Extract from the listing each line in which the word "curve" appears.

— start —

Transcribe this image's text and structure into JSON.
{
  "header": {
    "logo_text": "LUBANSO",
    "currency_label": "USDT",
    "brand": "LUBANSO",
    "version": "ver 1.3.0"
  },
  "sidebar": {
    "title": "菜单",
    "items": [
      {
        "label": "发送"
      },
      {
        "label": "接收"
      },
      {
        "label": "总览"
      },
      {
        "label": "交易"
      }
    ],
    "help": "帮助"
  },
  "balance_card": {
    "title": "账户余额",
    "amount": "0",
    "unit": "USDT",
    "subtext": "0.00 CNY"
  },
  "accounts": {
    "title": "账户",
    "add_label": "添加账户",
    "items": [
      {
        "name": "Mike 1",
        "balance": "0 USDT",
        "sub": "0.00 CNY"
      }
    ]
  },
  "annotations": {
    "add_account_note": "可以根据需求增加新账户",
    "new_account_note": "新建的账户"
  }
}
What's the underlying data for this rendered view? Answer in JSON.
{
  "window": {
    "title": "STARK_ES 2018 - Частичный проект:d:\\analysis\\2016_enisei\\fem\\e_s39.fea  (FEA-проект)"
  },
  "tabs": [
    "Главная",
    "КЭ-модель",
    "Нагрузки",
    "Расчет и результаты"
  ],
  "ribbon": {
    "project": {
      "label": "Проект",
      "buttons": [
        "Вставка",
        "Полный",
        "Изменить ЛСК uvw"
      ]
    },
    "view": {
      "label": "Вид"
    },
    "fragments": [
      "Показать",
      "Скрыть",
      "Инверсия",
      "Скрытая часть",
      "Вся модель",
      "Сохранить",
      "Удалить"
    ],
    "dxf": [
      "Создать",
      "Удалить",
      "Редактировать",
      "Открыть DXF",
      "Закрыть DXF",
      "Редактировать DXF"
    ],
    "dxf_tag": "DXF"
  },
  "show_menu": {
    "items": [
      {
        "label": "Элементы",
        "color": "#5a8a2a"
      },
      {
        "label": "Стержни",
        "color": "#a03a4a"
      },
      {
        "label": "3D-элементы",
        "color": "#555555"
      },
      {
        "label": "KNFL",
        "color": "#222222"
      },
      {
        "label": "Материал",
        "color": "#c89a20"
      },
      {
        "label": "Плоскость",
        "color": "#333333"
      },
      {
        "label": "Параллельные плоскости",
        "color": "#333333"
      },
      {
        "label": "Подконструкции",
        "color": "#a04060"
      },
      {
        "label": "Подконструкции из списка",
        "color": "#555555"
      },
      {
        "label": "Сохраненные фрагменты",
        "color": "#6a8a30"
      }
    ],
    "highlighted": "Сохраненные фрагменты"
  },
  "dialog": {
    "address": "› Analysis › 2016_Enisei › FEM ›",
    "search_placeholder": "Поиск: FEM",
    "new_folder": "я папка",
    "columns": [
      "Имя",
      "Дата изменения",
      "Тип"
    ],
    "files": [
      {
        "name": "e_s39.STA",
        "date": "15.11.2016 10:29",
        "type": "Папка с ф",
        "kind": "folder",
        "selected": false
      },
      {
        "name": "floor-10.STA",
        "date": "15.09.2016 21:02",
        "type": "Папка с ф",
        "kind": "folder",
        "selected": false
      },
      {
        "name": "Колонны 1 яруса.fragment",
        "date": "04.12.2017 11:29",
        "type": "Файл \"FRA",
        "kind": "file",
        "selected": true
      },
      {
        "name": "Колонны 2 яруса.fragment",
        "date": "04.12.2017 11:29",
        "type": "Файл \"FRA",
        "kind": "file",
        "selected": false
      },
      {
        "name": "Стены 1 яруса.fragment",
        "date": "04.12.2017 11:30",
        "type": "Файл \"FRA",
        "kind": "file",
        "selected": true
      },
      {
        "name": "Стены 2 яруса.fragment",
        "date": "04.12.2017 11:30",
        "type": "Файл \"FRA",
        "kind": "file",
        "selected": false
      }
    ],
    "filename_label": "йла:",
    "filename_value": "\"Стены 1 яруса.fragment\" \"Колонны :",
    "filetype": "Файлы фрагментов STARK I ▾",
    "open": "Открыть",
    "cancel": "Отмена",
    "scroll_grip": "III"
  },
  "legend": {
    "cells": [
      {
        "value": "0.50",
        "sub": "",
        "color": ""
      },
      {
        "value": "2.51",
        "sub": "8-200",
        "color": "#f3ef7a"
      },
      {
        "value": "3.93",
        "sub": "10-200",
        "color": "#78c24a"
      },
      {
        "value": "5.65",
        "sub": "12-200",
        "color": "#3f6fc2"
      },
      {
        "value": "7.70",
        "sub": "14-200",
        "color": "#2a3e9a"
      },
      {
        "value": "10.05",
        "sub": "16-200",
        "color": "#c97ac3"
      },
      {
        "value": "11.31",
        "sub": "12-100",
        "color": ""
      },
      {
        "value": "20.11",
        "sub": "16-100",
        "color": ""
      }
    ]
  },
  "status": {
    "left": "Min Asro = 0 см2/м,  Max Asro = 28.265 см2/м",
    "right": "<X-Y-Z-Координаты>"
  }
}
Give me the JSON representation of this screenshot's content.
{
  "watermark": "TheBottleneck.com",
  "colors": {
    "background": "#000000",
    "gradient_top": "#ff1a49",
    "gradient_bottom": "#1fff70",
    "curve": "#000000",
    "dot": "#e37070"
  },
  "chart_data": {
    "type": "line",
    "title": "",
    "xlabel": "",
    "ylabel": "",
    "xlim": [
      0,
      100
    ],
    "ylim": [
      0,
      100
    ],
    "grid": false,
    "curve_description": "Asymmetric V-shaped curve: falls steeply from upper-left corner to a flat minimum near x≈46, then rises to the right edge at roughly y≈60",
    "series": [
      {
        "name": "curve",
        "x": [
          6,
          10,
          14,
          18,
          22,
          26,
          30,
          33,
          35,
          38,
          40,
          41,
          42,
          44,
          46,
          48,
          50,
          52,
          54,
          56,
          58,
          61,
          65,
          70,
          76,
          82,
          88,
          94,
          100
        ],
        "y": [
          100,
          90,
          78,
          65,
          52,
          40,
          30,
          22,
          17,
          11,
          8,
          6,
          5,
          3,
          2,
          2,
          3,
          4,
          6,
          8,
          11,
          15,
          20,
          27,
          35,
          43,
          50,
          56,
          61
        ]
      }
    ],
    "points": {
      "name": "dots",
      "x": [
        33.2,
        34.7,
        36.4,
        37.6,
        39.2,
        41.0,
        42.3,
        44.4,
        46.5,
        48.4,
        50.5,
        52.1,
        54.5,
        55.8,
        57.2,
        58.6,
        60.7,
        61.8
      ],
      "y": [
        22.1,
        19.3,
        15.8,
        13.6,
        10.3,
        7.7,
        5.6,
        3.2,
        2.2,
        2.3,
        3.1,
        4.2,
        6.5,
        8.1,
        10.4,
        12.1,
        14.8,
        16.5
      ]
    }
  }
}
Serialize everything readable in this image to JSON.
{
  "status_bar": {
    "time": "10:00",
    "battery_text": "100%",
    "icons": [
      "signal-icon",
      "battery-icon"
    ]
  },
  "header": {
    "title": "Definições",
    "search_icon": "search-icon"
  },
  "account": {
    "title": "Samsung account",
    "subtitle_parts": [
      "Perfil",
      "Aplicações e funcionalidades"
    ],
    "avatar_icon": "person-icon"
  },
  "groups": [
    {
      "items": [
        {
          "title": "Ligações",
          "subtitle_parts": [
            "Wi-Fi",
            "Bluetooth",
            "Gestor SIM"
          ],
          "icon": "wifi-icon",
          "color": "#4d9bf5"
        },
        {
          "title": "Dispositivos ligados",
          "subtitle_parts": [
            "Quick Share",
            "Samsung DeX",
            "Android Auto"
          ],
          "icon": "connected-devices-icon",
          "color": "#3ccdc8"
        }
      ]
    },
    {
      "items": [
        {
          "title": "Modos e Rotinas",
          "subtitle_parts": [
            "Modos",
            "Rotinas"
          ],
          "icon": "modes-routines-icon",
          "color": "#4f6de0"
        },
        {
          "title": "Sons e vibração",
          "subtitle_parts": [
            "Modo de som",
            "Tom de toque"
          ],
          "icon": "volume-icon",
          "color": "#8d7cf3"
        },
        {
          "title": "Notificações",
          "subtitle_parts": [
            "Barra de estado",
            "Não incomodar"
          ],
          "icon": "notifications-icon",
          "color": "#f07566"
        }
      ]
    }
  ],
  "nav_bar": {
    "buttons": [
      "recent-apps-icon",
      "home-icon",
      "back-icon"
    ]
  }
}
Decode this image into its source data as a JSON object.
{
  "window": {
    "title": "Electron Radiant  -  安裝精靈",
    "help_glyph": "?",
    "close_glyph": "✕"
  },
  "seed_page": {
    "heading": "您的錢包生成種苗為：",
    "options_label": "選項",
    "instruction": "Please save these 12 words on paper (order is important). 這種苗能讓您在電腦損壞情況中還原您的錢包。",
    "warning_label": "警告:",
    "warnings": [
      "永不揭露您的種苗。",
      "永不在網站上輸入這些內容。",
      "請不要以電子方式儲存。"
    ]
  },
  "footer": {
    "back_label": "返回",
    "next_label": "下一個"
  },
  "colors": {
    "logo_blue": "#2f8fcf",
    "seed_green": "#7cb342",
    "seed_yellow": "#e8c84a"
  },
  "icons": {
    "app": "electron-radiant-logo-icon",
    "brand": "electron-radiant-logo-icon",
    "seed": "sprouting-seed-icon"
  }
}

— end —

• [Complete output]:
    "curve": "#000000",
    "curve_description": "Asymmetric V-shaped curve: falls steeply from upper-left corner to a flat minimum near x≈46, then rises to the right edge at roughly y≈60",
        "name": "curve",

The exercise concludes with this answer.